*WORK TO COMPLETE:* Retype everything in the listing, leaving each line exactly as it is.

## start DATA LISTING

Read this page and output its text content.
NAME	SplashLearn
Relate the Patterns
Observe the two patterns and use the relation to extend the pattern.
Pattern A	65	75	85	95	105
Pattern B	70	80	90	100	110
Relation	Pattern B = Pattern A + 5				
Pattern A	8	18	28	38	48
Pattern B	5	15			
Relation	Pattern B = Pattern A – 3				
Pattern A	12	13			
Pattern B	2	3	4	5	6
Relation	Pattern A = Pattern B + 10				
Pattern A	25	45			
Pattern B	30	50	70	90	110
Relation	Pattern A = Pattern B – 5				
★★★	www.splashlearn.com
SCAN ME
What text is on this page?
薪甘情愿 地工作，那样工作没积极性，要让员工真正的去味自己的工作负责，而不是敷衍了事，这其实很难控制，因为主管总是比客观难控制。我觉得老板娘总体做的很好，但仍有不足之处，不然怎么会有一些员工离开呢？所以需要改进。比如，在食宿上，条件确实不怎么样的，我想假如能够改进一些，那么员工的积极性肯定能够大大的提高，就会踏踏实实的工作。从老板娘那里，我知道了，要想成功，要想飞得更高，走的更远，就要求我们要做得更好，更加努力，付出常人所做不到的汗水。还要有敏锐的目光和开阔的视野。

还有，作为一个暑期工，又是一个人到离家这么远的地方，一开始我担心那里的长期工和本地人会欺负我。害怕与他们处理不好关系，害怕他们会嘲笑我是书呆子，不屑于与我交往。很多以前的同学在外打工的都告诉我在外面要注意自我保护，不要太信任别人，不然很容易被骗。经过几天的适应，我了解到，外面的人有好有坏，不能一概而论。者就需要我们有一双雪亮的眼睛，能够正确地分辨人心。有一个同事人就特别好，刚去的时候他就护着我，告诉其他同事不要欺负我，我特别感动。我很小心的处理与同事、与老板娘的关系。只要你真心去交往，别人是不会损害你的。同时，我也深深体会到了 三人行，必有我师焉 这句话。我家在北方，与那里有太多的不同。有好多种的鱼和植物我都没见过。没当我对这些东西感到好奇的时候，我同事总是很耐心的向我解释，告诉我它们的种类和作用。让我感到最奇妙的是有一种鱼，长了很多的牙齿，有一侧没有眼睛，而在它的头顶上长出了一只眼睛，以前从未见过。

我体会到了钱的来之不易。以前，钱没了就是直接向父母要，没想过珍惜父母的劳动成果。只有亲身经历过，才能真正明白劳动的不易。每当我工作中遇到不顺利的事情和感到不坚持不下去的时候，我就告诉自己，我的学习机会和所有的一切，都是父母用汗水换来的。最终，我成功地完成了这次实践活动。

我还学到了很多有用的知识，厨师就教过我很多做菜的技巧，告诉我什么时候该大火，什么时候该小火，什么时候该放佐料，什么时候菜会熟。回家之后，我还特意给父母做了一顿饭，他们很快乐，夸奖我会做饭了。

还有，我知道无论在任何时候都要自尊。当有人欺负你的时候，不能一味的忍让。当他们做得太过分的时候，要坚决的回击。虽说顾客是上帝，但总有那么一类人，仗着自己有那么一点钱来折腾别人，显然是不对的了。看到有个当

## end DATA LISTING

*EXPECTED ANSWER:*
Read this page and output its text content.
NAME	SplashLearn
Relate the Patterns
Observe the two patterns and use the relation to extend the pattern.
Pattern A	65	75	85	95	105
Pattern B	70	80	90	100	110
Relation	Pattern B = Pattern A + 5				
Pattern A	8	18	28	38	48
Pattern B	5	15			
Relation	Pattern B = Pattern A – 3				
Pattern A	12	13			
Pattern B	2	3	4	5	6
Relation	Pattern A = Pattern B + 10				
Pattern A	25	45			
Pattern B	30	50	70	90	110
Relation	Pattern A = Pattern B – 5				
★★★	www.splashlearn.com
SCAN ME
What text is on this page?
薪甘情愿 地工作，那样工作没积极性，要让员工真正的去味自己的工作负责，而不是敷衍了事，这其实很难控制，因为主管总是比客观难控制。我觉得老板娘总体做的很好，但仍有不足之处，不然怎么会有一些员工离开呢？所以需要改进。比如，在食宿上，条件确实不怎么样的，我想假如能够改进一些，那么员工的积极性肯定能够大大的提高，就会踏踏实实的工作。从老板娘那里，我知道了，要想成功，要想飞得更高，走的更远，就要求我们要做得更好，更加努力，付出常人所做不到的汗水。还要有敏锐的目光和开阔的视野。

还有，作为一个暑期工，又是一个人到离家这么远的地方，一开始我担心那里的长期工和本地人会欺负我。害怕与他们处理不好关系，害怕他们会嘲笑我是书呆子，不屑于与我交往。很多以前的同学在外打工的都告诉我在外面要注意自我保护，不要太信任别人，不然很容易被骗。经过几天的适应，我了解到，外面的人有好有坏，不能一概而论。者就需要我们有一双雪亮的眼睛，能够正确地分辨人心。有一个同事人就特别好，刚去的时候他就护着我，告诉其他同事不要欺负我，我特别感动。我很小心的处理与同事、与老板娘的关系。只要你真心去交往，别人是不会损害你的。同时，我也深深体会到了 三人行，必有我师焉 这句话。我家在北方，与那里有太多的不同。有好多种的鱼和植物我都没见过。没当我对这些东西感到好奇的时候，我同事总是很耐心的向我解释，告诉我它们的种类和作用。让我感到最奇妙的是有一种鱼，长了很多的牙齿，有一侧没有眼睛，而在它的头顶上长出了一只眼睛，以前从未见过。

我体会到了钱的来之不易。以前，钱没了就是直接向父母要，没想过珍惜父母的劳动成果。只有亲身经历过，才能真正明白劳动的不易。每当我工作中遇到不顺利的事情和感到不坚持不下去的时候，我就告诉自己，我的学习机会和所有的一切，都是父母用汗水换来的。最终，我成功地完成了这次实践活动。

我还学到了很多有用的知识，厨师就教过我很多做菜的技巧，告诉我什么时候该大火，什么时候该小火，什么时候该放佐料，什么时候菜会熟。回家之后，我还特意给父母做了一顿饭，他们很快乐，夸奖我会做饭了。

还有，我知道无论在任何时候都要自尊。当有人欺负你的时候，不能一味的忍让。当他们做得太过分的时候，要坚决的回击。虽说顾客是上帝，但总有那么一类人，仗着自己有那么一点钱来折腾别人，显然是不对的了。看到有个当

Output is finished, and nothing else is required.